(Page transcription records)
++++++

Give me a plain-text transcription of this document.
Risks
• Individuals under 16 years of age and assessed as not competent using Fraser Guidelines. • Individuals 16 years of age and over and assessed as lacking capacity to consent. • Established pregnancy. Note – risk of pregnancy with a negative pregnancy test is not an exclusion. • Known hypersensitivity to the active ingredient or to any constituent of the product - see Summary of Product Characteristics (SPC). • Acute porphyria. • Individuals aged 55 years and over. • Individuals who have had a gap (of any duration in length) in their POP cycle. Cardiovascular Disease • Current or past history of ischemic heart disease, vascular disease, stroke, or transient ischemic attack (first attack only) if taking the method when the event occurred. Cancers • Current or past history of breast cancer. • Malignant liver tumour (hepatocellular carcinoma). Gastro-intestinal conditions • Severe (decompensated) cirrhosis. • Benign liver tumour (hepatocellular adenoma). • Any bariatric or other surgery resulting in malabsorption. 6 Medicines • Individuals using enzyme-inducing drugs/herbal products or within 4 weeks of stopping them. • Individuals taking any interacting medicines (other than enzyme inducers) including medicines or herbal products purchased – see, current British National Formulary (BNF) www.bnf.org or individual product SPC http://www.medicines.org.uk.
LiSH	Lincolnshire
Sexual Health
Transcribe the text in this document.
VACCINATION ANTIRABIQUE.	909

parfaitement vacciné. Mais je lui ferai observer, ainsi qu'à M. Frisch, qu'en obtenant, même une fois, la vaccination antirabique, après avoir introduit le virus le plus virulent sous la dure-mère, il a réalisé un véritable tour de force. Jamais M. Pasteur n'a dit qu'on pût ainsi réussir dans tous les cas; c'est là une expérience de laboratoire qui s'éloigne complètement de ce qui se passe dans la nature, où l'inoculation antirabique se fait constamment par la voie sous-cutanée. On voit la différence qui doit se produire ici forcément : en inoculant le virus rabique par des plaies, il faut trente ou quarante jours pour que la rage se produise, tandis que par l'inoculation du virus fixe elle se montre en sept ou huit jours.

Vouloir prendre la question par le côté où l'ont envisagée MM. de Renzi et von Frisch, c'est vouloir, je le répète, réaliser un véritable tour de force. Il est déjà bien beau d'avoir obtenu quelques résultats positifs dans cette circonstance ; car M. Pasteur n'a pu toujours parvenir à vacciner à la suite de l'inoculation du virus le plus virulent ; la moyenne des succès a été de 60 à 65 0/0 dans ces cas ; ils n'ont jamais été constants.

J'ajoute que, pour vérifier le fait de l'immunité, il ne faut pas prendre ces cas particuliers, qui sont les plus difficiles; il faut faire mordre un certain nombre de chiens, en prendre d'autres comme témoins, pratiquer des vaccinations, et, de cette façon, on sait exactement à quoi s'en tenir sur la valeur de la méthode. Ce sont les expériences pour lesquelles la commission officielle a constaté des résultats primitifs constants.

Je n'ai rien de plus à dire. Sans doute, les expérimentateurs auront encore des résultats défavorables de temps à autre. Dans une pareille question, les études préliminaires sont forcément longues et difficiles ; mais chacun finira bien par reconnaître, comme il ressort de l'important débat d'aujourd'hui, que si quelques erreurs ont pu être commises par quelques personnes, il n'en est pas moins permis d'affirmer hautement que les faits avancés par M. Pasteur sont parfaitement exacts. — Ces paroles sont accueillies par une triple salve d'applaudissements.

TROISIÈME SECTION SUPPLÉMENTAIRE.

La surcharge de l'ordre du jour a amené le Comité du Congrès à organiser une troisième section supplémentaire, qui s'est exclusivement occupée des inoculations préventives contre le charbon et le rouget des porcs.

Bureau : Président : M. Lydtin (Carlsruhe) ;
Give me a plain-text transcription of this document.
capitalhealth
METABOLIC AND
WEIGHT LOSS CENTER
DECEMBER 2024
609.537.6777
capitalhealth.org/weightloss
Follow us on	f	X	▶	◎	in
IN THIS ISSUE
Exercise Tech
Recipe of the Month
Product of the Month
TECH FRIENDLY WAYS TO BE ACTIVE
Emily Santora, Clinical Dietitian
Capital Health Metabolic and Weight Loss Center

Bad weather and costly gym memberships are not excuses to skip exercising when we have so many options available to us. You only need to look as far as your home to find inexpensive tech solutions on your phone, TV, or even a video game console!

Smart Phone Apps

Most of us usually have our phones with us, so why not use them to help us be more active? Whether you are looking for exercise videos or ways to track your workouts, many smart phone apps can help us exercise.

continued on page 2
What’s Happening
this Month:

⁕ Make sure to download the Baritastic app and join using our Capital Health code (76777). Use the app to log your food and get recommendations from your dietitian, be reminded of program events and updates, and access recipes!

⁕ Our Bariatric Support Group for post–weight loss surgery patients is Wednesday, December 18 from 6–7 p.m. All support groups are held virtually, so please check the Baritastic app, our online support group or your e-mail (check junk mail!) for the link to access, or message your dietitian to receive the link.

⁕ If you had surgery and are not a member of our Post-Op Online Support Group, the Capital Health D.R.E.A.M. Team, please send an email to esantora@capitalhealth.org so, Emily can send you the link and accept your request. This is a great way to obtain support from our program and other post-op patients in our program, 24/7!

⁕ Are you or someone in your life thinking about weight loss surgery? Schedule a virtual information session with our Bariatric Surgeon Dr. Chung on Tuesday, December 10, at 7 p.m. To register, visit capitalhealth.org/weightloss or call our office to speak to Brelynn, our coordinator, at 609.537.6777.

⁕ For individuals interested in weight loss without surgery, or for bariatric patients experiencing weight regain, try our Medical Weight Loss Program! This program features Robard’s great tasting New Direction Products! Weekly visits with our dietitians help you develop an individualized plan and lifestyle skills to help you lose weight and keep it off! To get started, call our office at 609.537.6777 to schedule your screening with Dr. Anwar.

++++++

**Exercise requirements:** Would you write out the data exactly as it reads?

**Solution to the problem:**
Give me a plain-text transcription of this document.
Risks
• Individuals under 16 years of age and assessed as not competent using Fraser Guidelines. • Individuals 16 years of age and over and assessed as lacking capacity to consent. • Established pregnancy. Note – risk of pregnancy with a negative pregnancy test is not an exclusion. • Known hypersensitivity to the active ingredient or to any constituent of the product - see Summary of Product Characteristics (SPC). • Acute porphyria. • Individuals aged 55 years and over. • Individuals who have had a gap (of any duration in length) in their POP cycle. Cardiovascular Disease • Current or past history of ischemic heart disease, vascular disease, stroke, or transient ischemic attack (first attack only) if taking the method when the event occurred. Cancers • Current or past history of breast cancer. • Malignant liver tumour (hepatocellular carcinoma). Gastro-intestinal conditions • Severe (decompensated) cirrhosis. • Benign liver tumour (hepatocellular adenoma). • Any bariatric or other surgery resulting in malabsorption. 6 Medicines • Individuals using enzyme-inducing drugs/herbal products or within 4 weeks of stopping them. • Individuals taking any interacting medicines (other than enzyme inducers) including medicines or herbal products purchased – see, current British National Formulary (BNF) www.bnf.org or individual product SPC http://www.medicines.org.uk.
LiSH	Lincolnshire
Sexual Health
Transcribe the text in this document.
VACCINATION ANTIRABIQUE.	909

parfaitement vacciné. Mais je lui ferai observer, ainsi qu'à M. Frisch, qu'en obtenant, même une fois, la vaccination antirabique, après avoir introduit le virus le plus virulent sous la dure-mère, il a réalisé un véritable tour de force. Jamais M. Pasteur n'a dit qu'on pût ainsi réussir dans tous les cas; c'est là une expérience de laboratoire qui s'éloigne complètement de ce qui se passe dans la nature, où l'inoculation antirabique se fait constamment par la voie sous-cutanée. On voit la différence qui doit se produire ici forcément : en inoculant le virus rabique par des plaies, il faut trente ou quarante jours pour que la rage se produise, tandis que par l'inoculation du virus fixe elle se montre en sept ou huit jours.

Vouloir prendre la question par le côté où l'ont envisagée MM. de Renzi et von Frisch, c'est vouloir, je le répète, réaliser un véritable tour de force. Il est déjà bien beau d'avoir obtenu quelques résultats positifs dans cette circonstance ; car M. Pasteur n'a pu toujours parvenir à vacciner à la suite de l'inoculation du virus le plus virulent ; la moyenne des succès a été de 60 à 65 0/0 dans ces cas ; ils n'ont jamais été constants.

J'ajoute que, pour vérifier le fait de l'immunité, il ne faut pas prendre ces cas particuliers, qui sont les plus difficiles; il faut faire mordre un certain nombre de chiens, en prendre d'autres comme témoins, pratiquer des vaccinations, et, de cette façon, on sait exactement à quoi s'en tenir sur la valeur de la méthode. Ce sont les expériences pour lesquelles la commission officielle a constaté des résultats primitifs constants.

Je n'ai rien de plus à dire. Sans doute, les expérimentateurs auront encore des résultats défavorables de temps à autre. Dans une pareille question, les études préliminaires sont forcément longues et difficiles ; mais chacun finira bien par reconnaître, comme il ressort de l'important débat d'aujourd'hui, que si quelques erreurs ont pu être commises par quelques personnes, il n'en est pas moins permis d'affirmer hautement que les faits avancés par M. Pasteur sont parfaitement exacts. — Ces paroles sont accueillies par une triple salve d'applaudissements.

TROISIÈME SECTION SUPPLÉMENTAIRE.

La surcharge de l'ordre du jour a amené le Comité du Congrès à organiser une troisième section supplémentaire, qui s'est exclusivement occupée des inoculations préventives contre le charbon et le rouget des porcs.

Bureau : Président : M. Lydtin (Carlsruhe) ;
Give me a plain-text transcription of this document.
capitalhealth
METABOLIC AND
WEIGHT LOSS CENTER
DECEMBER 2024
609.537.6777
capitalhealth.org/weightloss
Follow us on	f	X	▶	◎	in
IN THIS ISSUE
Exercise Tech
Recipe of the Month
Product of the Month
TECH FRIENDLY WAYS TO BE ACTIVE
Emily Santora, Clinical Dietitian
Capital Health Metabolic and Weight Loss Center

Bad weather and costly gym memberships are not excuses to skip exercising when we have so many options available to us. You only need to look as far as your home to find inexpensive tech solutions on your phone, TV, or even a video game console!

Smart Phone Apps

Most of us usually have our phones with us, so why not use them to help us be more active? Whether you are looking for exercise videos or ways to track your workouts, many smart phone apps can help us exercise.

continued on page 2
What’s Happening
this Month:

⁕ Make sure to download the Baritastic app and join using our Capital Health code (76777). Use the app to log your food and get recommendations from your dietitian, be reminded of program events and updates, and access recipes!

⁕ Our Bariatric Support Group for post–weight loss surgery patients is Wednesday, December 18 from 6–7 p.m. All support groups are held virtually, so please check the Baritastic app, our online support group or your e-mail (check junk mail!) for the link to access, or message your dietitian to receive the link.

⁕ If you had surgery and are not a member of our Post-Op Online Support Group, the Capital Health D.R.E.A.M. Team, please send an email to esantora@capitalhealth.org so, Emily can send you the link and accept your request. This is a great way to obtain support from our program and other post-op patients in our program, 24/7!

⁕ Are you or someone in your life thinking about weight loss surgery? Schedule a virtual information session with our Bariatric Surgeon Dr. Chung on Tuesday, December 10, at 7 p.m. To register, visit capitalhealth.org/weightloss or call our office to speak to Brelynn, our coordinator, at 609.537.6777.

⁕ For individuals interested in weight loss without surgery, or for bariatric patients experiencing weight regain, try our Medical Weight Loss Program! This program features Robard’s great tasting New Direction Products! Weekly visits with our dietitians help you develop an individualized plan and lifestyle skills to help you lose weight and keep it off! To get started, call our office at 609.537.6777 to schedule your screening with Dr. Anwar.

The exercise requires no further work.